> **Data entries**:
━━━━━━

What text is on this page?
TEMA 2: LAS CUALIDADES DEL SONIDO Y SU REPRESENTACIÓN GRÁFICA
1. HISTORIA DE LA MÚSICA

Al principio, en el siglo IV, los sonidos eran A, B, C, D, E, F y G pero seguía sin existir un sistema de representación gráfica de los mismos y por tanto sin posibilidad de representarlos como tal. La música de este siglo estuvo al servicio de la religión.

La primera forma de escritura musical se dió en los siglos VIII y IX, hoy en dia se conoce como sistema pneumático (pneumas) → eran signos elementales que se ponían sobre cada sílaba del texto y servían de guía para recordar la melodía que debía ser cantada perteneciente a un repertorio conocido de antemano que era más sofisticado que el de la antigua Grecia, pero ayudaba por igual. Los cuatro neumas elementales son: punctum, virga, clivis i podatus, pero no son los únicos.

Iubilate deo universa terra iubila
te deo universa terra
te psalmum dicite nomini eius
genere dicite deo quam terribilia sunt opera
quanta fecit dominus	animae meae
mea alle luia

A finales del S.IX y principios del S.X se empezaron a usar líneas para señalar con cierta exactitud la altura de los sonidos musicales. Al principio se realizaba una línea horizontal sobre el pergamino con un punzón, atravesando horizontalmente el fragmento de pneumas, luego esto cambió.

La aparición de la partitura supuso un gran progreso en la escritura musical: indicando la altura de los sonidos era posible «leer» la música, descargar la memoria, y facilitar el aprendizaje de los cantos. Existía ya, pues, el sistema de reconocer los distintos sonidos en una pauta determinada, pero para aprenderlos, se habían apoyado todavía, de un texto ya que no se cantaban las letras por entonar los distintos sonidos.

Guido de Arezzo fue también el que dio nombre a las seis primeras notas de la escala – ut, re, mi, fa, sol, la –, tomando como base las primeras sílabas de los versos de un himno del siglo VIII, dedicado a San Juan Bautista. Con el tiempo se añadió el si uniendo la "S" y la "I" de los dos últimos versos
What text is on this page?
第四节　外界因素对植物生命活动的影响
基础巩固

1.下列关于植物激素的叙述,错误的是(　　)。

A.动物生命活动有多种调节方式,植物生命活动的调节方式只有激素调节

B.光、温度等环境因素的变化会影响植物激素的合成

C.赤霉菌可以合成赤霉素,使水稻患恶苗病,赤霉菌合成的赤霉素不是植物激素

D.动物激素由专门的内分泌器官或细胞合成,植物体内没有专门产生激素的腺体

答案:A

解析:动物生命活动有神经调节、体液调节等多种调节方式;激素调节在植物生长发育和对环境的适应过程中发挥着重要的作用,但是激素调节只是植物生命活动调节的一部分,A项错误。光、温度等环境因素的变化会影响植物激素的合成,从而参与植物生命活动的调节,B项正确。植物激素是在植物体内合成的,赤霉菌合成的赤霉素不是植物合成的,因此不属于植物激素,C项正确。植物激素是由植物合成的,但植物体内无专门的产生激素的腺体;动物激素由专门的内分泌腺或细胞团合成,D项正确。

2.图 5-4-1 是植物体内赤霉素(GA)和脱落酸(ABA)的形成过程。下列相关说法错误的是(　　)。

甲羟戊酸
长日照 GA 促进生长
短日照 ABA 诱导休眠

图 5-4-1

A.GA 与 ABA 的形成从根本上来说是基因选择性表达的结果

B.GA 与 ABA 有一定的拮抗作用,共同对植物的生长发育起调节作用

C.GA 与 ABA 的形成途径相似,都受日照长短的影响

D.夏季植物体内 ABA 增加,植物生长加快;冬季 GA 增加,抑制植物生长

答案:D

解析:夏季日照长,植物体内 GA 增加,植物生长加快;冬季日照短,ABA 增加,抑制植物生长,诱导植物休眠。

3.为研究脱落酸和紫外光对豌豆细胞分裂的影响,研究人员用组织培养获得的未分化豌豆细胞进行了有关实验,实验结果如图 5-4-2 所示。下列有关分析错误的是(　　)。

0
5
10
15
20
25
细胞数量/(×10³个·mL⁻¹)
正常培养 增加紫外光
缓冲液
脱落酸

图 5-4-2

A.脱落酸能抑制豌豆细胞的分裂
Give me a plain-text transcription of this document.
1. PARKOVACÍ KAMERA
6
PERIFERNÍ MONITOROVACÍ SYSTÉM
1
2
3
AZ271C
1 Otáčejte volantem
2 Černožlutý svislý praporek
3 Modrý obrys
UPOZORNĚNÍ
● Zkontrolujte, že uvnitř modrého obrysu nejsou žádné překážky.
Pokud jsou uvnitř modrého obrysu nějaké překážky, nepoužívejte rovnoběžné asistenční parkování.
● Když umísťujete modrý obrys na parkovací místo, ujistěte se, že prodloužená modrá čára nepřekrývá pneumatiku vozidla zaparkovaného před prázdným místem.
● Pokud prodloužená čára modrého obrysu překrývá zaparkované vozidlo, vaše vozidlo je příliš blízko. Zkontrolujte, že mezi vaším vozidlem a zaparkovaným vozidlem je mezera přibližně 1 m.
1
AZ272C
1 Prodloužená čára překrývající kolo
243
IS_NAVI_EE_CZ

━━━━━━

Restate the data above exactly, keeping each word as it stands.

What text is on this page?
TEMA 2: LAS CUALIDADES DEL SONIDO Y SU REPRESENTACIÓN GRÁFICA
1. HISTORIA DE LA MÚSICA

Al principio, en el siglo IV, los sonidos eran A, B, C, D, E, F y G pero seguía sin existir un sistema de representación gráfica de los mismos y por tanto sin posibilidad de representarlos como tal. La música de este siglo estuvo al servicio de la religión.

La primera forma de escritura musical se dió en los siglos VIII y IX, hoy en dia se conoce como sistema pneumático (pneumas) → eran signos elementales que se ponían sobre cada sílaba del texto y servían de guía para recordar la melodía que debía ser cantada perteneciente a un repertorio conocido de antemano que era más sofisticado que el de la antigua Grecia, pero ayudaba por igual. Los cuatro neumas elementales son: punctum, virga, clivis i podatus, pero no son los únicos.

Iubilate deo universa terra iubila
te deo universa terra
te psalmum dicite nomini eius
genere dicite deo quam terribilia sunt opera
quanta fecit dominus	animae meae
mea alle luia

A finales del S.IX y principios del S.X se empezaron a usar líneas para señalar con cierta exactitud la altura de los sonidos musicales. Al principio se realizaba una línea horizontal sobre el pergamino con un punzón, atravesando horizontalmente el fragmento de pneumas, luego esto cambió.

La aparición de la partitura supuso un gran progreso en la escritura musical: indicando la altura de los sonidos era posible «leer» la música, descargar la memoria, y facilitar el aprendizaje de los cantos. Existía ya, pues, el sistema de reconocer los distintos sonidos en una pauta determinada, pero para aprenderlos, se habían apoyado todavía, de un texto ya que no se cantaban las letras por entonar los distintos sonidos.

Guido de Arezzo fue también el que dio nombre a las seis primeras notas de la escala – ut, re, mi, fa, sol, la –, tomando como base las primeras sílabas de los versos de un himno del siglo VIII, dedicado a San Juan Bautista. Con el tiempo se añadió el si uniendo la "S" y la "I" de los dos últimos versos
What text is on this page?
第四节　外界因素对植物生命活动的影响
基础巩固

1.下列关于植物激素的叙述,错误的是(　　)。

A.动物生命活动有多种调节方式,植物生命活动的调节方式只有激素调节

B.光、温度等环境因素的变化会影响植物激素的合成

C.赤霉菌可以合成赤霉素,使水稻患恶苗病,赤霉菌合成的赤霉素不是植物激素

D.动物激素由专门的内分泌器官或细胞合成,植物体内没有专门产生激素的腺体

答案:A

解析:动物生命活动有神经调节、体液调节等多种调节方式;激素调节在植物生长发育和对环境的适应过程中发挥着重要的作用,但是激素调节只是植物生命活动调节的一部分,A项错误。光、温度等环境因素的变化会影响植物激素的合成,从而参与植物生命活动的调节,B项正确。植物激素是在植物体内合成的,赤霉菌合成的赤霉素不是植物合成的,因此不属于植物激素,C项正确。植物激素是由植物合成的,但植物体内无专门的产生激素的腺体;动物激素由专门的内分泌腺或细胞团合成,D项正确。

2.图 5-4-1 是植物体内赤霉素(GA)和脱落酸(ABA)的形成过程。下列相关说法错误的是(　　)。

甲羟戊酸
长日照 GA 促进生长
短日照 ABA 诱导休眠

图 5-4-1

A.GA 与 ABA 的形成从根本上来说是基因选择性表达的结果

B.GA 与 ABA 有一定的拮抗作用,共同对植物的生长发育起调节作用

C.GA 与 ABA 的形成途径相似,都受日照长短的影响

D.夏季植物体内 ABA 增加,植物生长加快;冬季 GA 增加,抑制植物生长

答案:D

解析:夏季日照长,植物体内 GA 增加,植物生长加快;冬季日照短,ABA 增加,抑制植物生长,诱导植物休眠。

3.为研究脱落酸和紫外光对豌豆细胞分裂的影响,研究人员用组织培养获得的未分化豌豆细胞进行了有关实验,实验结果如图 5-4-2 所示。下列有关分析错误的是(　　)。

0
5
10
15
20
25
细胞数量/(×10³个·mL⁻¹)
正常培养 增加紫外光
缓冲液
脱落酸

图 5-4-2

A.脱落酸能抑制豌豆细胞的分裂
Give me a plain-text transcription of this document.
1. PARKOVACÍ KAMERA
6
PERIFERNÍ MONITOROVACÍ SYSTÉM
1
2
3
AZ271C
1 Otáčejte volantem
2 Černožlutý svislý praporek
3 Modrý obrys
UPOZORNĚNÍ
● Zkontrolujte, že uvnitř modrého obrysu nejsou žádné překážky.
Pokud jsou uvnitř modrého obrysu nějaké překážky, nepoužívejte rovnoběžné asistenční parkování.
● Když umísťujete modrý obrys na parkovací místo, ujistěte se, že prodloužená modrá čára nepřekrývá pneumatiku vozidla zaparkovaného před prázdným místem.
● Pokud prodloužená čára modrého obrysu překrývá zaparkované vozidlo, vaše vozidlo je příliš blízko. Zkontrolujte, že mezi vaším vozidlem a zaparkovaným vozidlem je mezera přibližně 1 m.
1
AZ272C
1 Prodloužená čára překrývající kolo
243
IS_NAVI_EE_CZ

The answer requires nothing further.